▶ _WRITTEN PROBLEM_
Locate every line that holds the string "天海防务" and copy it.
•••
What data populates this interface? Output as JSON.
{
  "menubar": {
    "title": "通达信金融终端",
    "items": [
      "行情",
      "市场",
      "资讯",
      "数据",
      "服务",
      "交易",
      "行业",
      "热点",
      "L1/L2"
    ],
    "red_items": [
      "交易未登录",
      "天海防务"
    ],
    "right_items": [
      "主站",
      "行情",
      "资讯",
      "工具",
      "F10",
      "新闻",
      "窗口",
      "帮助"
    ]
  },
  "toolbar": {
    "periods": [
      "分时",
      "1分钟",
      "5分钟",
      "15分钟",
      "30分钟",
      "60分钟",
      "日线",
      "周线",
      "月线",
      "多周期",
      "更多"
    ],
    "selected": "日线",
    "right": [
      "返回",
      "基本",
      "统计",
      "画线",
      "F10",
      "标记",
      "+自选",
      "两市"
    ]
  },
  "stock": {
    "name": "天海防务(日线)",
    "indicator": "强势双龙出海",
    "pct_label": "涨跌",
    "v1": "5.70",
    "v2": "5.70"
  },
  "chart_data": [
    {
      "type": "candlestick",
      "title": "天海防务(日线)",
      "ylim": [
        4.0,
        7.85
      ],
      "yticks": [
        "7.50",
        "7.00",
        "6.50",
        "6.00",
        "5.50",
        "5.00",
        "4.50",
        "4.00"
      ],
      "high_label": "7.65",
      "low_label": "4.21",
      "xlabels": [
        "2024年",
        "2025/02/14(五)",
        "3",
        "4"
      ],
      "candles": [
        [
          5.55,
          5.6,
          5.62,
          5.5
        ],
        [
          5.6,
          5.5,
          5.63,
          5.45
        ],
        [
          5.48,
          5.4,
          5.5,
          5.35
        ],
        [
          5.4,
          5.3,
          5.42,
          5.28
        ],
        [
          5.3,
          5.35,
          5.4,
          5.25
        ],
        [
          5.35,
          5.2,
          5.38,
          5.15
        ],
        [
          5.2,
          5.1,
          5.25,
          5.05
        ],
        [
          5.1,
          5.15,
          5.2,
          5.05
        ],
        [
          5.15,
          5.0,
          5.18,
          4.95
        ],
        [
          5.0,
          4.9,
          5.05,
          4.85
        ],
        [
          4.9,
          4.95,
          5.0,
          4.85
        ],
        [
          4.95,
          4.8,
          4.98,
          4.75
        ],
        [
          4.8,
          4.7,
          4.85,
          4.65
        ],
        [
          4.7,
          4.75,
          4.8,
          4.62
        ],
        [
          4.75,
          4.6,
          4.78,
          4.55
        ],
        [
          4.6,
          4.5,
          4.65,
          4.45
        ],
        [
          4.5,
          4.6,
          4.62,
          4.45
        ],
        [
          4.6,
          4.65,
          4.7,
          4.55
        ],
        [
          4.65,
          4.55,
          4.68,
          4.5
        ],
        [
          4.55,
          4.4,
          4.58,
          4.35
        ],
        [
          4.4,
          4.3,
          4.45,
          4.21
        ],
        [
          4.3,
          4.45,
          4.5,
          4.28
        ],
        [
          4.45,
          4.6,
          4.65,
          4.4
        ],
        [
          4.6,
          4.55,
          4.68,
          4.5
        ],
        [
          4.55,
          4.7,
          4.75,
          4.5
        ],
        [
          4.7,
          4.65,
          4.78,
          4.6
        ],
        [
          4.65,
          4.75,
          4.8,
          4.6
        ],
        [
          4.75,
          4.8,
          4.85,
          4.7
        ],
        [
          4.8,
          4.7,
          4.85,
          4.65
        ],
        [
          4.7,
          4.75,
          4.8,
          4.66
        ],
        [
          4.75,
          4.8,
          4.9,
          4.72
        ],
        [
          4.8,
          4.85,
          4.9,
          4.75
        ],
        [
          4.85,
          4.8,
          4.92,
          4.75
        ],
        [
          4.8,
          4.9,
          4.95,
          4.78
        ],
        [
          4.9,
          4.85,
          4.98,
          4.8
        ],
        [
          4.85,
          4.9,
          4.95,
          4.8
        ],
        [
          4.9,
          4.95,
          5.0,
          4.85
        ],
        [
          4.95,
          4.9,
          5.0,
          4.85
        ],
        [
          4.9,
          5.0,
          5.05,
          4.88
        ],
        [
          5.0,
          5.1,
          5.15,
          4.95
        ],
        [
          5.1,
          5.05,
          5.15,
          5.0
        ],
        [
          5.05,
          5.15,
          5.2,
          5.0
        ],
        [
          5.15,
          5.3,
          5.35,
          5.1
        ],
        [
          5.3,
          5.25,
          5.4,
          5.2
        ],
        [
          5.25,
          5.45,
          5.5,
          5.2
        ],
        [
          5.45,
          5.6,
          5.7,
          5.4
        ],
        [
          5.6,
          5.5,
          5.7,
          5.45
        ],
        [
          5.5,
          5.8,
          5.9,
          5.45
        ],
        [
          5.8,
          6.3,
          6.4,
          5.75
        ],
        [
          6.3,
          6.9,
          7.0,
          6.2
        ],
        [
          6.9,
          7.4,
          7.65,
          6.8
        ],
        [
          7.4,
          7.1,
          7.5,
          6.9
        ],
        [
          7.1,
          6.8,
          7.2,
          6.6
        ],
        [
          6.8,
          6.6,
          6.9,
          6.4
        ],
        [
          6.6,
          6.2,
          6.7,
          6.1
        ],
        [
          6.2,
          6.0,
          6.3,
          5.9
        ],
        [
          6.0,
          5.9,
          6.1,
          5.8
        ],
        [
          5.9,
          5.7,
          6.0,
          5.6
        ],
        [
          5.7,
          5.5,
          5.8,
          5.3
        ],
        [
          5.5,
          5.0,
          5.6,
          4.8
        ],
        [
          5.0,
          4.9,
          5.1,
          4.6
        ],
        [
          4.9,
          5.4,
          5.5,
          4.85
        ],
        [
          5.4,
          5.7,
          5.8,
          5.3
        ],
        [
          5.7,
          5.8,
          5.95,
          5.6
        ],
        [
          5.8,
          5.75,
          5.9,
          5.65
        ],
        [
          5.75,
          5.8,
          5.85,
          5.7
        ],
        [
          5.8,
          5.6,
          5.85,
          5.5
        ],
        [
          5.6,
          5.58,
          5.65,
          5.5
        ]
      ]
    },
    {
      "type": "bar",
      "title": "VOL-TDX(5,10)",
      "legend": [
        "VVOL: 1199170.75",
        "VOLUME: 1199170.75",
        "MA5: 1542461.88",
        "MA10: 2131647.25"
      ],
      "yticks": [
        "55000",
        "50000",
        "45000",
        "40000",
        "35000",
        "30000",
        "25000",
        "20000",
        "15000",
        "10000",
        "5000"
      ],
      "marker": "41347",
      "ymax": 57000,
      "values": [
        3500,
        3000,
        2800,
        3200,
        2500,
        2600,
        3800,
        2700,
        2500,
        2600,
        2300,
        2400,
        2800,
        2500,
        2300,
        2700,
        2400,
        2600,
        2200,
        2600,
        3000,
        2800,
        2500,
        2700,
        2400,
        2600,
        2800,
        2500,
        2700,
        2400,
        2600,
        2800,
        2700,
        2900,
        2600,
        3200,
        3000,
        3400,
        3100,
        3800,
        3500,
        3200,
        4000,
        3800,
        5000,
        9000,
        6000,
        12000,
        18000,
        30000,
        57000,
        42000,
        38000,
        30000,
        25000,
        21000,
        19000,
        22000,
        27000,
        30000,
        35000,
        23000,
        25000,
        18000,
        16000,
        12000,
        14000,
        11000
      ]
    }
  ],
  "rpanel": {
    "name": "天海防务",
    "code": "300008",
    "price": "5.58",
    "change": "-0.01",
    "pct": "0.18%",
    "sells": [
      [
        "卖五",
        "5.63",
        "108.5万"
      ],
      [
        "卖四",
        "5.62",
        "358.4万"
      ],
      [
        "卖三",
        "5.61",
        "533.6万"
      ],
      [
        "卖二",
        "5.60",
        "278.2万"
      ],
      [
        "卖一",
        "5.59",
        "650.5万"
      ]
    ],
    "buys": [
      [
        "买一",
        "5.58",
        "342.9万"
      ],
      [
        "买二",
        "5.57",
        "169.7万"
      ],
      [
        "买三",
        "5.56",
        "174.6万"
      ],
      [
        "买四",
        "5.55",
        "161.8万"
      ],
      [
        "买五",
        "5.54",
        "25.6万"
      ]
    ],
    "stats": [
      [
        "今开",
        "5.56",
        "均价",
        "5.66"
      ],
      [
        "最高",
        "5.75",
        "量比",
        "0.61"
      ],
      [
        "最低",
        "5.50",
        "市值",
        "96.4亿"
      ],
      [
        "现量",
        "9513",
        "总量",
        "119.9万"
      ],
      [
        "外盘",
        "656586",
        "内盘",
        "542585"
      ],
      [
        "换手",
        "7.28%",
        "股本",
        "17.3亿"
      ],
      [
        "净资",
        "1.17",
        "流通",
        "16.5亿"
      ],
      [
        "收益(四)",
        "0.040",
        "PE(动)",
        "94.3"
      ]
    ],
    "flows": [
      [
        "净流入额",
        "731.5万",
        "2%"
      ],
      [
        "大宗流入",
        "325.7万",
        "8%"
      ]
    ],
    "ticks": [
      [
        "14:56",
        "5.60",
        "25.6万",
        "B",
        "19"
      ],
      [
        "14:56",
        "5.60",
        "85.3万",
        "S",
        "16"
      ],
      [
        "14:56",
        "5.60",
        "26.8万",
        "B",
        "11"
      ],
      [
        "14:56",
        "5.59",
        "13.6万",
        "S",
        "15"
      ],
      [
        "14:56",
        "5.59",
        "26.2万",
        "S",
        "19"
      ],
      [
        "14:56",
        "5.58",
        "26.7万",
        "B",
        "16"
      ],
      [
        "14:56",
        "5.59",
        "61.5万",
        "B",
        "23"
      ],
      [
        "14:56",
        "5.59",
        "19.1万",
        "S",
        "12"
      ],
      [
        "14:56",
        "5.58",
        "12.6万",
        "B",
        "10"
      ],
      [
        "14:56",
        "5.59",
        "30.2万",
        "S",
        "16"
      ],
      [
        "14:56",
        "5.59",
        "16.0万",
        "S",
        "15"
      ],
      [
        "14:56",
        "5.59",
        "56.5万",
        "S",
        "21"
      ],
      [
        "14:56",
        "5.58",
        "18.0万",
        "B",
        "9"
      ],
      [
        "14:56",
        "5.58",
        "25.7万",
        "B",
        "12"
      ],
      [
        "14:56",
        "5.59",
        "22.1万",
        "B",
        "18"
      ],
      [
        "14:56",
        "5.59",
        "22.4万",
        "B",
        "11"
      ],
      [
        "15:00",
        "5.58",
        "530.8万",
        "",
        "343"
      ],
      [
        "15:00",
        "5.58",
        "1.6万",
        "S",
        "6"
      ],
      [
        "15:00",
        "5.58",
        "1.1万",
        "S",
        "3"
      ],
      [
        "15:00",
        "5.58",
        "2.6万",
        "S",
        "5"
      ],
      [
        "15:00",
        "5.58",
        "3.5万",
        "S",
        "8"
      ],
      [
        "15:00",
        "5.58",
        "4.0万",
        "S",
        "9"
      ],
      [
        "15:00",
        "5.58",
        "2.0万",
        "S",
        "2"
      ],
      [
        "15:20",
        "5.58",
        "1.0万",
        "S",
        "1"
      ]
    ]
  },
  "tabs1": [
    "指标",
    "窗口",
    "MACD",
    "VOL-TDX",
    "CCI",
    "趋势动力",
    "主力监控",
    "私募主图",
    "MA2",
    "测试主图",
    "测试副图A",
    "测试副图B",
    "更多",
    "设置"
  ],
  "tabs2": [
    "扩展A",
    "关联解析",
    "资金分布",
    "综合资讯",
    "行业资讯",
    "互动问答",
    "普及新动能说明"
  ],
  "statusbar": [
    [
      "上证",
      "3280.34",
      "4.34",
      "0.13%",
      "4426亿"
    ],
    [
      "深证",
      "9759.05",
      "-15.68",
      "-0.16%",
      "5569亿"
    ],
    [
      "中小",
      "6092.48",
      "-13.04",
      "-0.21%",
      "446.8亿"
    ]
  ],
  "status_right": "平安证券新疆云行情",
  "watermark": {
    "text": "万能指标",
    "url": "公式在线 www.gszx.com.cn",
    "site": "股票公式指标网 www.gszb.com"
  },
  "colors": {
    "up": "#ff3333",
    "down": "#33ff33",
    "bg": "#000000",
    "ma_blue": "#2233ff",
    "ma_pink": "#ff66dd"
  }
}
•••
▶ _ANSWER IN FULL_
      "天海防务"
    "name": "天海防务(日线)",
      "title": "天海防务(日线)",
    "name": "天海防务",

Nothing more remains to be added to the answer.